**** Task inputs ****
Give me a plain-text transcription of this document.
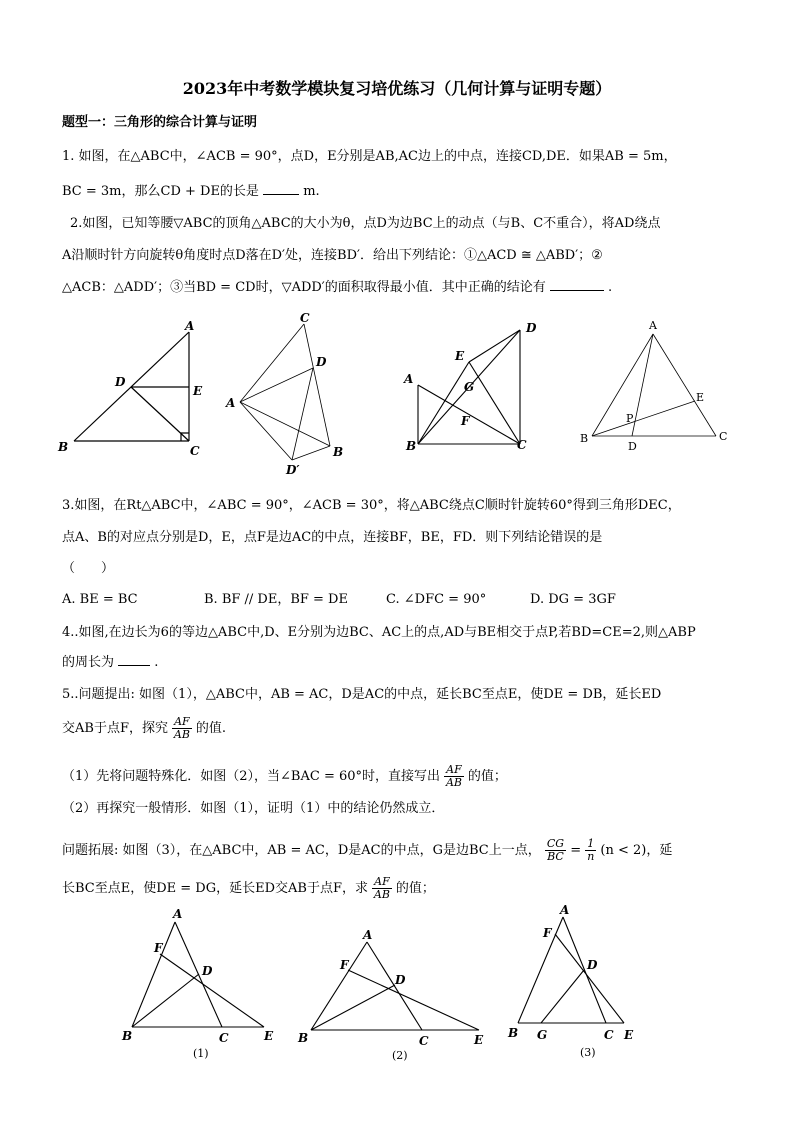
2023年中考数学模块复习培优练习（几何计算与证明专题）
题型一：三角形的综合计算与证明
1. 如图，在△ABC中，∠ACB = 90°，点D，E分别是AB,AC边上的中点，连接CD,DE．如果AB = 5m，
BC = 3m，那么CD + DE的长是	m.
2.如图，已知等腰▽ABC的顶角△ABC的大小为θ，点D为边BC上的动点（与B、C不重合），将AD绕点
A沿顺时针方向旋转θ角度时点D落在D′处，连接BD′．给出下列结论：①△ACD ≅ △ABD′；②
△ACB：△ADD′；③当BD = CD时，▽ADD′的面积取得最小值．其中正确的结论有	.
A
D
E
B	C
C
D
A
D′
B
D
E
A
G
F
B	C
A
E
P
B
D
C
3.如图，在Rt△ABC中，∠ABC = 90°，∠ACB = 30°，将△ABC绕点C顺时针旋转60°得到三角形DEC，
点A、B的对应点分别是D，E，点F是边AC的中点，连接BF，BE，FD．则下列结论错误的是
（　　）
A. BE = BC	B. BF // DE，BF = DE	C. ∠DFC = 90°	D. DG = 3GF
4..如图,在边长为6的等边△ABC中,D、E分别为边BC、AC上的点,AD与BE相交于点P,若BD=CE=2,则△ABP
的周长为	.
5..问题提出: 如图（1），△ABC中，AB = AC，D是AC的中点，延长BC至点E，使DE = DB，延长ED
交AB于点F，探究 $\frac{AF}{AB}$ 的值.
（1）先将问题特殊化．如图（2），当∠BAC = 60°时，直接写出 $\frac{AF}{AB}$ 的值；
（2）再探究一般情形．如图（1），证明（1）中的结论仍然成立．
问题拓展: 如图（3），在△ABC中，AB = AC，D是AC的中点，G是边BC上一点， $\frac{CG}{BC} = \frac{1}{n} (n < 2)$，延
长BC至点E，使DE = DG，延长ED交AB于点F，求 $\frac{AF}{AB}$ 的值；
A
F
D
B	C	E
(1)
A
F
D
B	C	E
(2)
A
F
D
B G	C E
(3)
****
Which lines in the records above contain the string "ABC中"? Copy each one.

1. 如图，在△ABC中，∠ACB = 90°，点D，E分别是AB,AC边上的中点，连接CD,DE．如果AB = 5m，
3.如图，在Rt△ABC中，∠ABC = 90°，∠ACB = 30°，将△ABC绕点C顺时针旋转60°得到三角形DEC，
4..如图,在边长为6的等边△ABC中,D、E分别为边BC、AC上的点,AD与BE相交于点P,若BD=CE=2,则△ABP
5..问题提出: 如图（1），△ABC中，AB = AC，D是AC的中点，延长BC至点E，使DE = DB，延长ED
问题拓展: 如图（3），在△ABC中，AB = AC，D是AC的中点，G是边BC上一点， $\frac{CG}{BC} = \frac{1}{n} (n < 2)$，延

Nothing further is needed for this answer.